++++ Data provided ++++

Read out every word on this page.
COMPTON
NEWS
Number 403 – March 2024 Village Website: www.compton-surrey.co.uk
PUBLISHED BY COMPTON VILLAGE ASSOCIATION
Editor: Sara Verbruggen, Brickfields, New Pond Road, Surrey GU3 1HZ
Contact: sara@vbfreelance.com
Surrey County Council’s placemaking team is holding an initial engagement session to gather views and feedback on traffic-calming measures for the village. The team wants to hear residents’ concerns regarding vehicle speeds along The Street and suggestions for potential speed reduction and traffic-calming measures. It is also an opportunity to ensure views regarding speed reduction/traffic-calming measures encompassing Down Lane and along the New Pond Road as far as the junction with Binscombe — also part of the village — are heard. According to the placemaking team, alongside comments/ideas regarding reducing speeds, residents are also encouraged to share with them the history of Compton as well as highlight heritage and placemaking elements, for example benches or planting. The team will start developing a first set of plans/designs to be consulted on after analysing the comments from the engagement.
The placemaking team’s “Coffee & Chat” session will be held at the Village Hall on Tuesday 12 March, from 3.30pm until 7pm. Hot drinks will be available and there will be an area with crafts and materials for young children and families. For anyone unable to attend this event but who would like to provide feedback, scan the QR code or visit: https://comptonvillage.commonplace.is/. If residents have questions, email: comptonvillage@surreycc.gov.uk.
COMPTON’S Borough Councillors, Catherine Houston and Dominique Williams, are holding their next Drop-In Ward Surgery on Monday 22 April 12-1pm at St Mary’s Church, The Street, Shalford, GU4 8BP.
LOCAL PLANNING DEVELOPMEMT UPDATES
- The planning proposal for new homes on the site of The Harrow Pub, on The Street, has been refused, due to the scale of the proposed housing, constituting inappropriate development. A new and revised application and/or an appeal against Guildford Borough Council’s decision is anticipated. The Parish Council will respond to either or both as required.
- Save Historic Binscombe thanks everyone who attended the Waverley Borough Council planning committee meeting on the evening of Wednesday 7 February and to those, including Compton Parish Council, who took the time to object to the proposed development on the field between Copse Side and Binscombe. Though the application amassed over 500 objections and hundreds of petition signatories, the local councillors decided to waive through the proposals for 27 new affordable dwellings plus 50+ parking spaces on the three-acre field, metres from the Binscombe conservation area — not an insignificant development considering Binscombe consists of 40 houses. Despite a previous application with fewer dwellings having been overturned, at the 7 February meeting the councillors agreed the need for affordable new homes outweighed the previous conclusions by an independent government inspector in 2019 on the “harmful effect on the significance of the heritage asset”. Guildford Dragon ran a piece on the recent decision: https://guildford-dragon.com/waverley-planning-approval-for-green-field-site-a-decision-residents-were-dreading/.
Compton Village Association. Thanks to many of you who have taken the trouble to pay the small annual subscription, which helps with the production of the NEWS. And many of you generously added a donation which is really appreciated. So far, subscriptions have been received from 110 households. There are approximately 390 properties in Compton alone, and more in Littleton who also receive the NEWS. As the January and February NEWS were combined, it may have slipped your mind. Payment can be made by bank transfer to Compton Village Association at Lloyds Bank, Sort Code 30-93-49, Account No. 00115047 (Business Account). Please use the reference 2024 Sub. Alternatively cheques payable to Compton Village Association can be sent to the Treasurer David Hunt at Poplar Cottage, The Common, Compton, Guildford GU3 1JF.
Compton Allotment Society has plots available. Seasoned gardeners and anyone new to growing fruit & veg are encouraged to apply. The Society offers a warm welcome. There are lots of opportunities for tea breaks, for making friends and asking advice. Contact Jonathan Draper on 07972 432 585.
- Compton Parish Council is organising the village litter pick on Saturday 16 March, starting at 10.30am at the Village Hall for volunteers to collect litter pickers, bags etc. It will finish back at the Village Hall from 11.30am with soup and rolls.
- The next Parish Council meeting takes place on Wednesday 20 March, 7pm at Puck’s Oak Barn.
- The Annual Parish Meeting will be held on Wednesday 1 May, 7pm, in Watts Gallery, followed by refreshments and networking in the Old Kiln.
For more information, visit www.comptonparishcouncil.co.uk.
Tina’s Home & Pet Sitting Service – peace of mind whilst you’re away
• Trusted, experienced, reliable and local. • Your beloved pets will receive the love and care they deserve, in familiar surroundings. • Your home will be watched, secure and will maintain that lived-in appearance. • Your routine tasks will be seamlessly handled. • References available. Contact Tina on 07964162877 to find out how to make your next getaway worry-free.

++++

- [Aim]:
Pick out and copy every line that contains the word "Tina".

- [Solution to the exercise]:
Tina’s Home & Pet Sitting Service – peace of mind whilst you’re away
• Trusted, experienced, reliable and local. • Your beloved pets will receive the love and care they deserve, in familiar surroundings. • Your home will be watched, secure and will maintain that lived-in appearance. • Your routine tasks will be seamlessly handled. • References available. Contact Tina on 07964162877 to find out how to make your next getaway worry-free.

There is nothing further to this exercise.